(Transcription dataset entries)
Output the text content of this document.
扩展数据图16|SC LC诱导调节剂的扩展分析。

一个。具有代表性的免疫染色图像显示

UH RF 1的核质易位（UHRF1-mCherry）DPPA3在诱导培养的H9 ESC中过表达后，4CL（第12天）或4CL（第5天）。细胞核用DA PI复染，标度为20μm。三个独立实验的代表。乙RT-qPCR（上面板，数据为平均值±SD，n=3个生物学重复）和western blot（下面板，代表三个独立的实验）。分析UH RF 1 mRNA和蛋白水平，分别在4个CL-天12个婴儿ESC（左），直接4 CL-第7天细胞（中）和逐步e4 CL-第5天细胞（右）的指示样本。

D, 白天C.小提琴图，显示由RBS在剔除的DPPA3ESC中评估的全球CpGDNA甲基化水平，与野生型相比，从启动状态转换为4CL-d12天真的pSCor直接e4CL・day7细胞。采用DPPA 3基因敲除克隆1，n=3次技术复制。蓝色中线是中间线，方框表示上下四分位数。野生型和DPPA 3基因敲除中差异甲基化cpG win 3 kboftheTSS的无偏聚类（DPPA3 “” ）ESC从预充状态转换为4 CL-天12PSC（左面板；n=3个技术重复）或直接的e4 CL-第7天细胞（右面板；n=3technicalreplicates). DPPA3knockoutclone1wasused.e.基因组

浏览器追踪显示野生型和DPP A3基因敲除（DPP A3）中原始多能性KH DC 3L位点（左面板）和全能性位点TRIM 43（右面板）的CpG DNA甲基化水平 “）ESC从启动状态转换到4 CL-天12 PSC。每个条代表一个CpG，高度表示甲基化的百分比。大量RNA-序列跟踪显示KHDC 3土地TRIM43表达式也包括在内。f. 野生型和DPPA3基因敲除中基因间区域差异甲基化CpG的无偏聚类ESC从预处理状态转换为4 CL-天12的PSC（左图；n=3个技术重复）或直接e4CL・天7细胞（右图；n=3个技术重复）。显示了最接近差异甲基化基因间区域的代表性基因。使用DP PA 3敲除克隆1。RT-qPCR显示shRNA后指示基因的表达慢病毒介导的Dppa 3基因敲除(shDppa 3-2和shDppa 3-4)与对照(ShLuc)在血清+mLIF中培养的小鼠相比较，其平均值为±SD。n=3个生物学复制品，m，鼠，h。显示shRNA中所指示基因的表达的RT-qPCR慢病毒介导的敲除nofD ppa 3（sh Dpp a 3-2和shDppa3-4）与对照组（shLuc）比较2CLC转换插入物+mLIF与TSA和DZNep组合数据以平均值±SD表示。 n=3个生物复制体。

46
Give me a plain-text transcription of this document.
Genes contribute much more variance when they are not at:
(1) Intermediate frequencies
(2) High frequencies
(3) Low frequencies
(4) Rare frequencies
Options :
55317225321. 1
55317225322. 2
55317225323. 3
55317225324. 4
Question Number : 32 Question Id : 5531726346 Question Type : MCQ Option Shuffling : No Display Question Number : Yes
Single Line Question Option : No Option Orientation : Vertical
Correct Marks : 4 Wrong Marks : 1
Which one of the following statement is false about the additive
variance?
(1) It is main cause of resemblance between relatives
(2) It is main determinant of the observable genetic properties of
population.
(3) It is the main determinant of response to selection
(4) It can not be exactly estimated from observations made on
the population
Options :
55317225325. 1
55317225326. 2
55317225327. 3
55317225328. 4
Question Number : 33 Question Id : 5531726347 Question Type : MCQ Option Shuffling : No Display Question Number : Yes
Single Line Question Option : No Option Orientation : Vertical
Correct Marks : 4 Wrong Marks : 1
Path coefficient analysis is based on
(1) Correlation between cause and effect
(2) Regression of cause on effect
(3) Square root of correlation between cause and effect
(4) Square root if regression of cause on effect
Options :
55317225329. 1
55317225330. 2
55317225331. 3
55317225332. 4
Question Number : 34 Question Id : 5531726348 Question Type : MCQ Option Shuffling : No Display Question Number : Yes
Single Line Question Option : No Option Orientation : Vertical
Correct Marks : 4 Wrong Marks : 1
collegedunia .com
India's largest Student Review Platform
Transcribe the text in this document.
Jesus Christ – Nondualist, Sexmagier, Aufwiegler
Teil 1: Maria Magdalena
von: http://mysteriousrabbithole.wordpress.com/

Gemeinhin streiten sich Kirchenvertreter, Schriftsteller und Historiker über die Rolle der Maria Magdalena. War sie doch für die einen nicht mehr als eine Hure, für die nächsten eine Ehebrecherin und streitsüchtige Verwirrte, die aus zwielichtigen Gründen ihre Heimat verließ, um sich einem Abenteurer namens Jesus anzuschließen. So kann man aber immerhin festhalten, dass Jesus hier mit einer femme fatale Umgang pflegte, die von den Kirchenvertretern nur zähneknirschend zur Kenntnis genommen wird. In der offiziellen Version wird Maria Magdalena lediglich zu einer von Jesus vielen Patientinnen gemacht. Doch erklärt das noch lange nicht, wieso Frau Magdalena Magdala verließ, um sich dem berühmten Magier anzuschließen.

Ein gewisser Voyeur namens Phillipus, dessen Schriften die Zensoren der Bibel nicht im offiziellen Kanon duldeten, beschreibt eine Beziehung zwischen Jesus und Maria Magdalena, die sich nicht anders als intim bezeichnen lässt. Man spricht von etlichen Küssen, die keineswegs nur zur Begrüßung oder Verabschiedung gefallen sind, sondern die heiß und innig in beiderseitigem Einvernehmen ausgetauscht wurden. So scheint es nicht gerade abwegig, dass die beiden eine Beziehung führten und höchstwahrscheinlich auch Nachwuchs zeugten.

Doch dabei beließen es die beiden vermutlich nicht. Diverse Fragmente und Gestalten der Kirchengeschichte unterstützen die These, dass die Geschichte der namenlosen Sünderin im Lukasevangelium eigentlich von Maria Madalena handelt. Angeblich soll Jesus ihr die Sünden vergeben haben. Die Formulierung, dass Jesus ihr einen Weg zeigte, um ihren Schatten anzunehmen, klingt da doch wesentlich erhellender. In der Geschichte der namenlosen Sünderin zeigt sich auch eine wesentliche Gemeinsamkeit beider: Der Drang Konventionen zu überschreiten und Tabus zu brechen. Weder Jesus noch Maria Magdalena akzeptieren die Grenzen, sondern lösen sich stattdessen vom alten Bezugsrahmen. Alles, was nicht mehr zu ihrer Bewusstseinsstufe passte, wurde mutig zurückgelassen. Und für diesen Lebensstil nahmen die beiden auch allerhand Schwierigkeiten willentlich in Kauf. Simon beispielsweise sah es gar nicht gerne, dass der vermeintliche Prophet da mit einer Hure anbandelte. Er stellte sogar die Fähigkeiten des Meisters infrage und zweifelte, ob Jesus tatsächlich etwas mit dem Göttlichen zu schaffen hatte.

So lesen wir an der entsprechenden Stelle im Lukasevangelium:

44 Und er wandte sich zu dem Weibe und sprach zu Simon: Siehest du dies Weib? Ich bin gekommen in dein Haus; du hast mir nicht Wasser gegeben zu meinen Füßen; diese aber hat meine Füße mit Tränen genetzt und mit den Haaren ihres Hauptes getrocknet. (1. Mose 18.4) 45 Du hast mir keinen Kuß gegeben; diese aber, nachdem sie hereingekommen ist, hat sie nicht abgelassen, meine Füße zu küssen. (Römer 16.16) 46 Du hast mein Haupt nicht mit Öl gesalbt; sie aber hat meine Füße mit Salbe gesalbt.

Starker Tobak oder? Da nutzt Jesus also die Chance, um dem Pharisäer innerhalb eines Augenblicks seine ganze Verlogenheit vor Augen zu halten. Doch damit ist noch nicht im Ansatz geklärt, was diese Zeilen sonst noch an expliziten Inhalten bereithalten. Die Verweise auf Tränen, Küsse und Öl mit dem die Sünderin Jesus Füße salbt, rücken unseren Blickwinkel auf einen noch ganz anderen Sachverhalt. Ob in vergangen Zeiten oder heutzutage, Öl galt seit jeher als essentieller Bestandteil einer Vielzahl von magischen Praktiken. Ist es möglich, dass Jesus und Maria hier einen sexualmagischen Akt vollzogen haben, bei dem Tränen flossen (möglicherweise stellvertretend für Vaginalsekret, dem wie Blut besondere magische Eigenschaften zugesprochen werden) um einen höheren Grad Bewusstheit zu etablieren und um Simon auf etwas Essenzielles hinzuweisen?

* **Exercise objective**
Find the word "document" in the entries above. Copy every line that has it.

* **The answer**
Output the text content of this document.
Give me a plain-text transcription of this document.
Transcribe the text in this document.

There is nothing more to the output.